[Study text]

>>>>>

This Week in Labor History: 11/26 – 12/2

November 26

Six young women burn to death and 19 more die when they leap from the fourth-story windows of a blazing factory in Newark, N.J. The floors and stairs were wooden; the only door through which the women could flee was locked – 1910

November 27

Some 1,200 workers sit down at Midland Steel, forcing recognition of the United Auto Workers, Detroit – 1936

The pro-labor musical revue, “Pins & Needles,” opens on Broadway with a cast of Int’l Ladies Garment Workers Union members. The show ran on Friday and Saturday nights only, because of the cast’s regular jobs. It ran for 1,108 performances before closing – 1937

November 28

William Sylvis, founder of the National Labor Union, born – 1828

National Brotherhood of Electrical Workers, precursor to IBEW, founded – 1891

A total of 154 men die in a coal mine explosion at Marianna, Pa. Engineer and General Superintendent A.C. Beeson tells the local newspaper he had been in the mine a few minutes before the blast and had found it to be in perfect condition – 1908

Some 400 New York City photoengravers working for the city’s newspapers, supported by 20,000 other newspaper unionists, begin what is to become an 11-day strike, shutting down the papers – 1953

November 29

Clerks, teamsters and building service workers at Boston Stores in Milwaukee strike at the beginning of the Christmas rush. The strike won widespread support—at one point 10,000 pickets jammed the sidewalks around the main store—but ultimately was lost. Workers returned to the job in mid-January with a small pay raise and no union recognition – 1934

The SS Daniel J. Morrell, a 603-foot freighter, breaks in two during a strong storm on Lake Huron. Twenty-eight of its 29 crewmen died; survivor Dennis Hale was found the next day, near frozen and floating in a life raft with the bodies of three of his crewmates. He had survived for nearly 40 hours in frigid temperatures wearing only a pair of boxer shorts, a lifejacket, and a pea coat – 1966

National Labor Relations Board rules that medical interns can unionize and negotiate wages and hours – 1999

November 30

“Fighting Mary” Eliza McDowell, also known as the “Angel of the Stockyards,” born in Chicago. As a social worker she helped organize the first women’s local of the Amalgamated Meat Cutters Union in 1902 – 1854

Mother Jones died at the Burgess Farm in Adelphi, Md.; “I’m not a lady, I’m a hell-raiser!” – 1930

More than 12,000 members of the Insurance Agents Union strike in 35 states and Washington, D.C., against the Prudential Insurance Co. – 1951

Unionists and activists shut down World Trade Organization meeting, Seattle, Wash. – 1999

December 01

The Ford Motor Co. introduces the continuous moving assembly line which can produce a complete car every two-and-a-half hours – 1913

Kellogg cereal adopts 6-hour day – 1930

African-American Rosa Parks refuses to go to the back of a Montgomery, Ala., bus, fueling the growing civil rights movement’s campaign to win desegregation and end the deep South’s “Jim Crow” laws – 1955

United Garment Workers of America merge with United Food & Commercial Workers Int’l Union – 1994

Metal Polishers, Buffers, Platers & Allied Workers Int’l Union & United Rubber, Cork, Linoleum & Plastics Workers of America merge with Int’l Brotherhood of Boilermakers, Iron Ship Builders, Blacksmiths, Forgers & Helpers – 1996

December 02

A Chicago “slugger,” paid $50 by labor unions for every scab he “discouraged,” described his job in an interview: “Oh, there ain’t nothing to it. I gets my fifty, then I goes out and finds the guy they wanna have slugged, then I gives it to ‘im” – 1911

The U.S. Senate votes 65-22 to condemn Sen. Joseph McCarthy (R-Wisc.) for “conduct that tends to bring the Senate into dishonor and disrepute.” McCarthy was a rabid anti-Communist who falsely accused thousands of Americans, mostly people who supported labor, civil rights and other progressive causes, of being traitors – 1954

Court documents filed in Boston say Walmart Stores Inc. has agreed to pay $40 million to 87,500 Massachusetts employees who claimed the retailer denied them rest and meal breaks, manipulated time cards and refused to pay overtime – 2009

– Compiled and edited by David Prosten.

<<<<<

Data items
>>>>>

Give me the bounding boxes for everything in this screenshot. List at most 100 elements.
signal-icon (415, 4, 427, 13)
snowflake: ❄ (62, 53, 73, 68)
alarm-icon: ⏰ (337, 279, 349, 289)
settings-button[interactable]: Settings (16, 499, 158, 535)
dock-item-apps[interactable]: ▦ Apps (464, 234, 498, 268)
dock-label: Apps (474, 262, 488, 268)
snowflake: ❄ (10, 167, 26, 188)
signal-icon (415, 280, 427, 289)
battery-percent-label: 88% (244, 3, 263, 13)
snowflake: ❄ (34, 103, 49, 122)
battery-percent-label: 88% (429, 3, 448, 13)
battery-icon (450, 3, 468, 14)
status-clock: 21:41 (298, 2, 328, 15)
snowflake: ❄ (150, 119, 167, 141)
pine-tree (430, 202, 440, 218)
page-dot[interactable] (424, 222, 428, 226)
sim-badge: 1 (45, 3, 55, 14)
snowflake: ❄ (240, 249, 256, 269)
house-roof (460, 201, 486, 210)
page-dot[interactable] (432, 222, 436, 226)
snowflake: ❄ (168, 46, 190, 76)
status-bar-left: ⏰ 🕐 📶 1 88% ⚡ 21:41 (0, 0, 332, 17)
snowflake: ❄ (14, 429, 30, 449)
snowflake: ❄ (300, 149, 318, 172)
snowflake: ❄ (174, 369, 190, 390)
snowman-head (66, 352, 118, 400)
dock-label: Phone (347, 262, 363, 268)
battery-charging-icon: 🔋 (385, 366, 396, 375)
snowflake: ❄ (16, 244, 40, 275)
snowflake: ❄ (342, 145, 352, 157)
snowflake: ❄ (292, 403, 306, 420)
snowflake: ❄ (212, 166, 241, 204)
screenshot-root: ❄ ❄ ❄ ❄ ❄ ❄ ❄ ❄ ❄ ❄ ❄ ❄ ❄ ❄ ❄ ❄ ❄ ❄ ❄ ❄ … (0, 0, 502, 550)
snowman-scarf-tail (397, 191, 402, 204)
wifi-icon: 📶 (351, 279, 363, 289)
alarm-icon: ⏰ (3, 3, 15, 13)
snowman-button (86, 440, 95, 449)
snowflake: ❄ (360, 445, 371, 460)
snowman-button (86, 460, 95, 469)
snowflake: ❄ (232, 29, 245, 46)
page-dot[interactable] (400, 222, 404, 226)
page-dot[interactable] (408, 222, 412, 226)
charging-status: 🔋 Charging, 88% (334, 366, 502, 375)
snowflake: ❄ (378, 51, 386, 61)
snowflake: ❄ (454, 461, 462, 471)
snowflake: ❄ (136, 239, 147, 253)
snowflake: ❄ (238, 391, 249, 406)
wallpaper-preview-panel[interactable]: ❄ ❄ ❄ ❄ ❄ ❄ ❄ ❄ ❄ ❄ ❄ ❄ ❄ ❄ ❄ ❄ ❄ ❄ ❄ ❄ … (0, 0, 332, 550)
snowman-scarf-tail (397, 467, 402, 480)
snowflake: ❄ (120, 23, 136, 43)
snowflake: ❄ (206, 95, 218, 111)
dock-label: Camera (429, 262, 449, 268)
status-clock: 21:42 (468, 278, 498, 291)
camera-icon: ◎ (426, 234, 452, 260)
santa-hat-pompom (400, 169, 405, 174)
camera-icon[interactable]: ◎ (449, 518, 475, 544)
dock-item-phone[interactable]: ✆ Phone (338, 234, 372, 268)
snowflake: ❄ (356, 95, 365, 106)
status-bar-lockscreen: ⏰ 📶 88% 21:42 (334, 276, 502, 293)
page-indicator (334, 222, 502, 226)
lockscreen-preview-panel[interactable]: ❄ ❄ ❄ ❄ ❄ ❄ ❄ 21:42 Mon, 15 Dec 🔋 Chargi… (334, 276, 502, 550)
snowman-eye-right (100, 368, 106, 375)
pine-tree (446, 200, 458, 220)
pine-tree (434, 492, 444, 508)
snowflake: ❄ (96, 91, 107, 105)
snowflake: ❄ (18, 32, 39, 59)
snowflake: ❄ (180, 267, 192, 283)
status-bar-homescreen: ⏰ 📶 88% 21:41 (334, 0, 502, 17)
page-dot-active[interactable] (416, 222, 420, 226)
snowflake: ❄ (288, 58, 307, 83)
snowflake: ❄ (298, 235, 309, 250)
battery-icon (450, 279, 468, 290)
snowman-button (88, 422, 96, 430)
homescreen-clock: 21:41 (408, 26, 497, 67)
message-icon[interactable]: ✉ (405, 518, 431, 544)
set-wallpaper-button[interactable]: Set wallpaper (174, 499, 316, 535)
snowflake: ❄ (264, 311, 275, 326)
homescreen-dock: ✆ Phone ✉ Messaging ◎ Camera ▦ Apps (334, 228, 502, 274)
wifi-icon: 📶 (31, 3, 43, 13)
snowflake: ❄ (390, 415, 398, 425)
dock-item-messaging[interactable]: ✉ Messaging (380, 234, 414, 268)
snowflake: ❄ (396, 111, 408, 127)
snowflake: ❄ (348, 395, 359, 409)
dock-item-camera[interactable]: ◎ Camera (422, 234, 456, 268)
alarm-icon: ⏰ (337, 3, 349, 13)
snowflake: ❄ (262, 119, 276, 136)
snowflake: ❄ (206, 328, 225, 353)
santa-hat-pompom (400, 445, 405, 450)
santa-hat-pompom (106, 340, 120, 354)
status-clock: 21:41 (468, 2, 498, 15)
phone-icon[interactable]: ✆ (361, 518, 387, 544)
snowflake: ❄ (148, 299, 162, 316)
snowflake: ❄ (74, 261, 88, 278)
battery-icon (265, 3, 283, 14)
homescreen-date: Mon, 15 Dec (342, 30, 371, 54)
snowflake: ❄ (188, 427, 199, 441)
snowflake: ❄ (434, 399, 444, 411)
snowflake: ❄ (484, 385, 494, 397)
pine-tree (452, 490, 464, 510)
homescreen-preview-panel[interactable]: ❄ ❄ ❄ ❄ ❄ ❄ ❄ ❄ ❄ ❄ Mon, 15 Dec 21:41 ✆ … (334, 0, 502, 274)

<<<<<

[Exercise objective]
According to the labor history calendar, how many performances of "Pins & Needles" were staged before it closed? The data items are not needed for what comes next.

[Exercise response]
It ran for 1,108 performances.